What is needed >> Say how many lines of these entries include the word "title", and answer with the number alone.
────────────────────
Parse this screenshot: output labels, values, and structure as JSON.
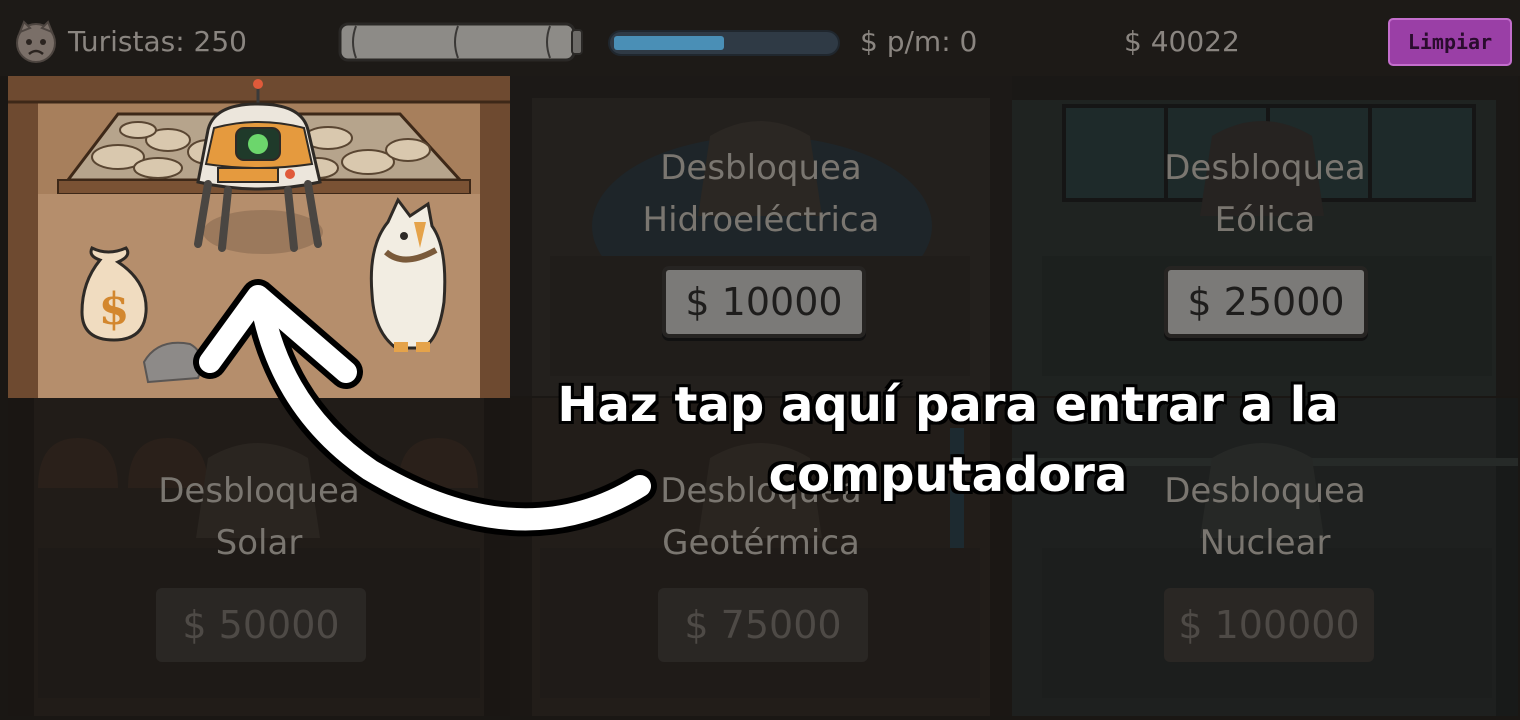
{
  "hud": {
    "tourists_label": "Turistas: 250",
    "per_minute_label": "$ p/m: 0",
    "money_label": "$ 40022",
    "clear_button_label": "Limpiar",
    "progress_fraction": 0.5,
    "face_icon": "sad-face-icon"
  },
  "rooms": {
    "hydro": {
      "line1": "Desbloquea",
      "line2": "Hidroeléctrica",
      "price": "$ 10000"
    },
    "wind": {
      "line1": "Desbloquea",
      "line2": "Eólica",
      "price": "$ 25000"
    },
    "solar": {
      "line1": "Desbloquea",
      "line2": "Solar",
      "price": "$ 50000"
    },
    "geothermal": {
      "line1": "Desbloquea",
      "line2": "Geotérmica",
      "price": "$ 75000"
    },
    "nuclear": {
      "line1": "Desbloquea",
      "line2": "Nuclear",
      "price": "$ 100000"
    }
  },
  "tutorial": {
    "text": "Haz tap aquí para entrar a la computadora"
  },
  "colors": {
    "accent_purple": "#9a3fa6",
    "progress_blue": "#4a8fb6",
    "hud_text": "#8a8580"
  }
}
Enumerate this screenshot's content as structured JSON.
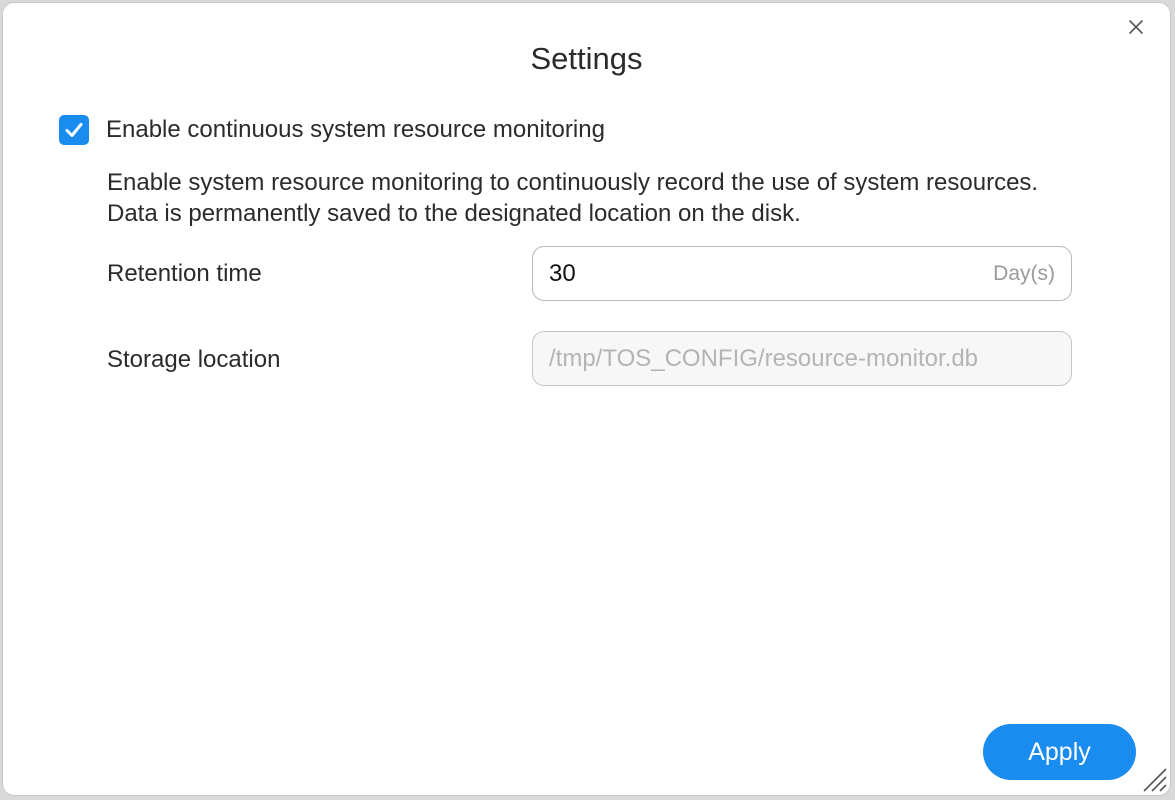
{
  "dialog": {
    "title": "Settings"
  },
  "monitoring": {
    "checkbox_label": "Enable continuous system resource monitoring",
    "checked": true,
    "description": "Enable system resource monitoring to continuously record the use of system resources. Data is permanently saved to the designated location on the disk."
  },
  "retention": {
    "label": "Retention time",
    "value": "30",
    "unit": "Day(s)"
  },
  "storage": {
    "label": "Storage location",
    "value": "/tmp/TOS_CONFIG/resource-monitor.db"
  },
  "actions": {
    "apply_label": "Apply"
  },
  "colors": {
    "accent": "#1a8cf0",
    "text": "#2b2b2b",
    "muted": "#9a9a9a"
  },
  "icons": {
    "close": "close-icon",
    "check": "checkmark-icon",
    "resize": "resize-grip-icon"
  }
}
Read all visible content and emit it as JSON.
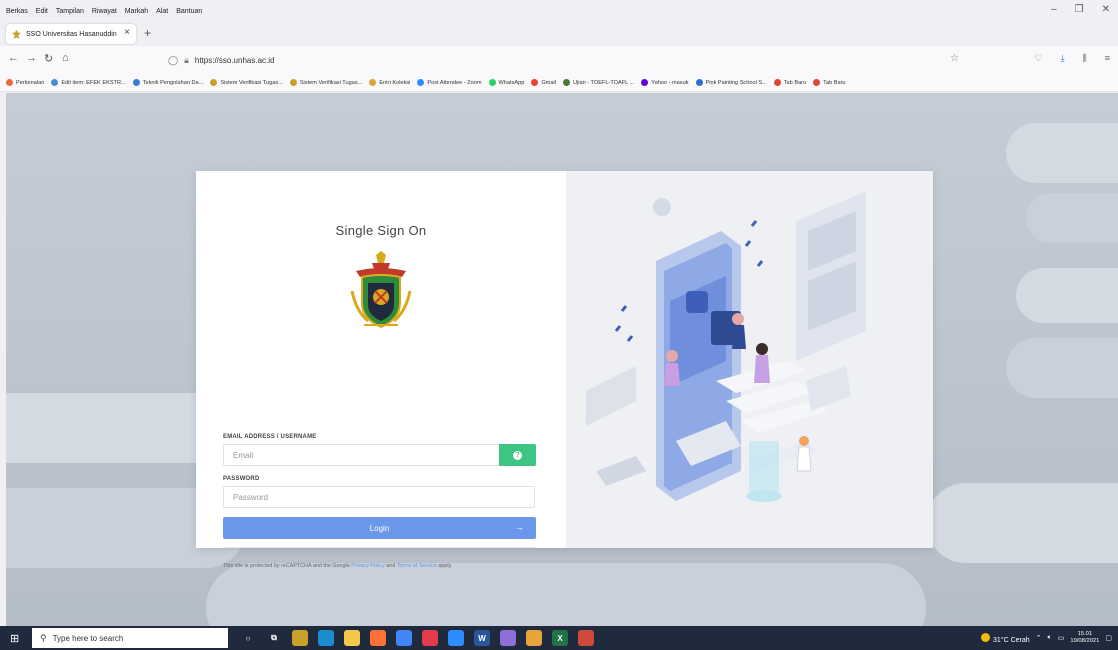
{
  "menubar": {
    "items": [
      "Berkas",
      "Edit",
      "Tampilan",
      "Riwayat",
      "Markah",
      "Alat",
      "Bantuan"
    ]
  },
  "tab": {
    "title": "SSO Universitas Hasanuddin",
    "close": "×",
    "new_tab": "+"
  },
  "navbar": {
    "url": "https://sso.unhas.ac.id"
  },
  "bookmarks": [
    {
      "label": "Perkenalan",
      "color": "#e8693a"
    },
    {
      "label": "Edit item: EFEK EKSTR...",
      "color": "#4a8bd6"
    },
    {
      "label": "Teknik Pengolahan Da...",
      "color": "#3b7bd4"
    },
    {
      "label": "Sistem Verifikasi Tugas...",
      "color": "#c8a02a"
    },
    {
      "label": "Sistem Verifikasi Tugas...",
      "color": "#c8a02a"
    },
    {
      "label": "Entri Koleksi",
      "color": "#d9a53a"
    },
    {
      "label": "Post Attendee - Zoom",
      "color": "#2d8cff"
    },
    {
      "label": "WhatsApp",
      "color": "#25d366"
    },
    {
      "label": "Gmail",
      "color": "#ea4335"
    },
    {
      "label": "Ujian - TOEFL-TOAFL ...",
      "color": "#4a7a3a"
    },
    {
      "label": "Yahoo - masuk",
      "color": "#6001d2"
    },
    {
      "label": "Pink Painting School S...",
      "color": "#2a6fd6"
    },
    {
      "label": "Tab Baru",
      "color": "#e0453b"
    },
    {
      "label": "Tab Baru",
      "color": "#e0453b"
    }
  ],
  "login": {
    "title": "Single Sign On",
    "email_label": "EMAIL ADDRESS / USERNAME",
    "email_placeholder": "Email",
    "password_label": "PASSWORD",
    "password_placeholder": "Password",
    "login_button": "Login",
    "recaptcha_prefix": "This site is protected by reCAPTCHA and the Google ",
    "privacy_link": "Privacy Policy",
    "and": " and ",
    "terms_link": "Terms of Service",
    "recaptcha_suffix": " apply."
  },
  "taskbar": {
    "search_placeholder": "Type here to search",
    "weather": "31°C Cerah",
    "time": "15.01",
    "date": "19/08/2021"
  },
  "colors": {
    "accent_blue": "#6a97ea",
    "help_green": "#3ec483"
  }
}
────────────────────
Finished exercise >> 3